§ **Parts of the exercise**:
a. Read the productivity guide below. List each thing the writer says they now do "right then and there" when they want to.
b. Sum up the productivity guide below in two sentences.
c. Carry the productivity guide below forward from its final line.

§ **Quoted passage**:
An Entrepreneur's Guide to Being Productive

a man on his face side view on a window of a plane

What stands between us and many of the things we desire in life is the amount of work we can produce.

The loser in us fantasizes about a chance encounter with a luminary at a cocktail party. Perhaps we’ll get an invite to the next event? Maybe we’ll get ‘in’ with that crowd.

We all know people who build their lives around these fantasies– “lottery ticket thinking” as my buddy Tim Conley calls it.

Meeting people doesn’t mean anything if you haven’t done any work.

It makes sense then that entrepreneurs are obsessed with finding ways to improve their productivity. It’s everywhere. The life hackers and the time trackers. There’s endless articles about “how to build your business after your job, commute, family stuff, and other activities.” Less people seem to be pointing out the obvious– if the work is so important, why do you have a job, commute, family stuff, and other activities?

The best strategy for productivity is pretty boring– make producing valuable work your life’s top priority. All the modafinil in the world won’t add up to one intelligent decision, one key hire, one decision for a strategic focus.

I’m not supposed to be writing this blog post.

I should be editing the sales letter for the October Tropical MBA class. A few moments ago, while I was getting ready to do that task, I got distracted and headed over to the Dynamite Circle, as I often do. While poking around I started reading a fascinating thread about productivity.

Many members have been inspired by Sebastian’s 90 day productivity experiment.

I started to explore that idea. And that’s when this article got started. 

When the winds of passion are blowing, put your sails up.

An old version of myself would have fought the impulse to write this article. I don’t fight that kind of stuff anymore. If I want to build something, write something, make a movie, write a song– I do it right then and there.

If you are unhappy with what you are doing, stop doing it.

I recently had a friend tell me that for the past few months he’d been phoning phoning his work in. He wasn’t doing work he was interested in. The past few months. Now I not some productivity saint here, but I’m sure during that time this guy was rocking the Pomodoro technique, going for inbox zero, and all that producto-porn stuff.

There’s a slew of higher callings buried in all of us. A bigger challenge, a hidden lever, a more profound passion that we are missing right now. If you want to optimize anything, how about finding a way to uncover these broader visions?

Get good at creating culture.

§ **Provided records**:
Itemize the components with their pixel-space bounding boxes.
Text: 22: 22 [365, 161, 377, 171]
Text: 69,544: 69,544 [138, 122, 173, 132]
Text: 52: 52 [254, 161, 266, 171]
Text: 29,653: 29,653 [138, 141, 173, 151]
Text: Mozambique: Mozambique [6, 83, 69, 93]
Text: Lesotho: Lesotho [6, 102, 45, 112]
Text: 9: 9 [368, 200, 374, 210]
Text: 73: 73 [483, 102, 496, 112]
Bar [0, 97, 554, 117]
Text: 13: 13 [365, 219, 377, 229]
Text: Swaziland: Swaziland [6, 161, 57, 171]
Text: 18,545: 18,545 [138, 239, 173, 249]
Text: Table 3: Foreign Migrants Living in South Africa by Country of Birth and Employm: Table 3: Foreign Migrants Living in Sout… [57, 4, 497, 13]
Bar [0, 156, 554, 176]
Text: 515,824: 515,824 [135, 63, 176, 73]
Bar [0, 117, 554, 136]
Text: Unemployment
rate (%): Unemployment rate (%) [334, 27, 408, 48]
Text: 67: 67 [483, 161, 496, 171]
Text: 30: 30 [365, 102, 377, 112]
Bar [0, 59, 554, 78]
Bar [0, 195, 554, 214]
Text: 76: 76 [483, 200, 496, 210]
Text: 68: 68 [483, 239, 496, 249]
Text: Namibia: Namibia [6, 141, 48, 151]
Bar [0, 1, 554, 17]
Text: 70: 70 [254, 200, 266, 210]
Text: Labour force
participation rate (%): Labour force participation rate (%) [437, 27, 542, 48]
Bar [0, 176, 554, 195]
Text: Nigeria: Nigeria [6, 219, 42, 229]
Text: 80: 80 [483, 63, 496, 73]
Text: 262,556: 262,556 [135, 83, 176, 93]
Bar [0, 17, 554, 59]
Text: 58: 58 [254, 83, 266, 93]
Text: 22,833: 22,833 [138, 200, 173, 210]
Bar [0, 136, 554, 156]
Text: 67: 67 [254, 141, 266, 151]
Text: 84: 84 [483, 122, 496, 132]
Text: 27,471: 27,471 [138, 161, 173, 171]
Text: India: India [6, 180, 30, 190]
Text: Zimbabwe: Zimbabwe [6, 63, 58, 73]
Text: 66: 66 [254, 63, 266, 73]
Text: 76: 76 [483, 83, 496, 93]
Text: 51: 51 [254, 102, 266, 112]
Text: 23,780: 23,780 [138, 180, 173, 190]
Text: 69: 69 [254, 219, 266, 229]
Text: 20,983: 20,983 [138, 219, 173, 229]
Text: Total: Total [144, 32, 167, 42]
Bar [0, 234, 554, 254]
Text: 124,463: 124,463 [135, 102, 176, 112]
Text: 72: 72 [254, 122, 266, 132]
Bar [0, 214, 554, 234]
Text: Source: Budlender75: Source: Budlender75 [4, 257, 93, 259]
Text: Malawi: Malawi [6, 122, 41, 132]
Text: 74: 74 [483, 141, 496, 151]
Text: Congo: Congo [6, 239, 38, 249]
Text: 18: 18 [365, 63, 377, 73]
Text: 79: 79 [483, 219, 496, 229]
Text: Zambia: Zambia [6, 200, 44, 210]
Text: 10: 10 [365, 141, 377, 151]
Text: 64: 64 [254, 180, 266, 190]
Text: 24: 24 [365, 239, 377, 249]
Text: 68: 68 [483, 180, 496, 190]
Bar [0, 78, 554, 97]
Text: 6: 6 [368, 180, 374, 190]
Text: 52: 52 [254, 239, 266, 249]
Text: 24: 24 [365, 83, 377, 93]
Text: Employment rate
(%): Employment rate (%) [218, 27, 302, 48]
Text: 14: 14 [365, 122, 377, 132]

§ **Results**:
a.
- Build something
- Write something
- Make a movie
- Write a song

b. The productivity guide argues that the work we produce, not a chance meeting with someone important, is what stands between us and what we want, so the best strategy is to make valuable work our top priority. It also urges acting on bursts of passion right away, quitting work that makes us unhappy, and looking for the bigger callings we are missing.

c.
The culture of your business is a process that helps many employes self-direct. Highly productive entrepreneurs can’t spend the most productive hours of their days delegating tasks to team members. This basic almost cliched business advice is consistently overlooked by producto-gurus, as it should be. It would put them out of business. There is nothing so profound as another intelligent vinegar-pisser (or two) helping to build out your vision.

Get good at letting little bad things happen.

I was reminded of this great Tim Ferriss quote by my friend Tim Conley. He claims that every 100M+ entrepreneur he’s met is good at this. I thought of this as I was laying in bed last night re-considering a customer service email I recently sent.

I got to thinking that over the years I’ve probably had 1,000’s of customers that were miffed at me in one way or another, and that this state of affairs was inevitable. No amount of extra attention to the matter would change that inevitability. And so any attention spent on it was time wasted.

I reminded myself that this was a very different thing from not paying attention to the details. And then I went to sleep.

Before you go to bed, write down the three big, proactive things you’d like to get done the next day.

Articulate them as “next actions” and not projects. That means “write a sales letter for new SEO service” becomes “start a new post @ Tropical MBA and write 100 words about my new SEO service.” Are you going to procrastinate writing 100 words? Ok. Well, some people can’t be helped. :)

Consume a ton of amazing content, even if it’s immediate usefulness isn’t apparent.

I’m worried that in general consumption of content is disproportionally scapegoated as preventing people from taking action because of it’s apparent oppositional relationship with production. I’m tired of hearing this messages that disparage voracious consumption of entrepreneurial information. Most of the top producers I know are also the top consumers. So read one dear web surfer!  Here’s a good one.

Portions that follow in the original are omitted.